◆ TASK INSTRUCTIONS ◆
Skip the pictures. Reproduce all other material exactly.

◆ INFORMATION SUPPLIED ◆
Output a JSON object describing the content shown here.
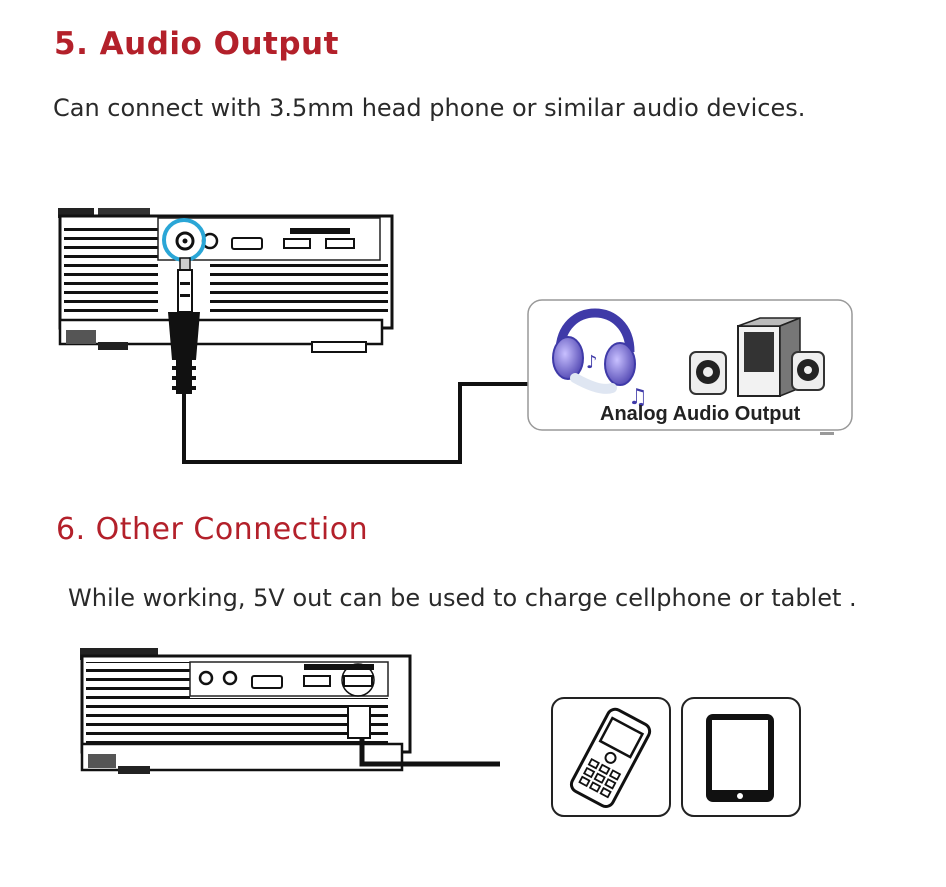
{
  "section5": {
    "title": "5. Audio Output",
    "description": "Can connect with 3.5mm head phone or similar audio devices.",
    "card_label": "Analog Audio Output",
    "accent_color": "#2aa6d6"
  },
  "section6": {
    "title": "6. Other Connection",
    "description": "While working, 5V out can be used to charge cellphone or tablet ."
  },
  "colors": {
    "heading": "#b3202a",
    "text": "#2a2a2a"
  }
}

◆ RIGHT ANSWER ◆
Output a JSON object describing the content shown here.
{
  "section5": {
    "title": "5. Audio Output",
    "description": "Can connect with 3.5mm head phone or similar audio devices.",
    "card_label": "Analog Audio Output",
    "accent_color": "#2aa6d6"
  },
  "section6": {
    "title": "6. Other Connection",
    "description": "While working, 5V out can be used to charge cellphone or tablet ."
  },
  "colors": {
    "heading": "#b3202a",
    "text": "#2a2a2a"
  }
}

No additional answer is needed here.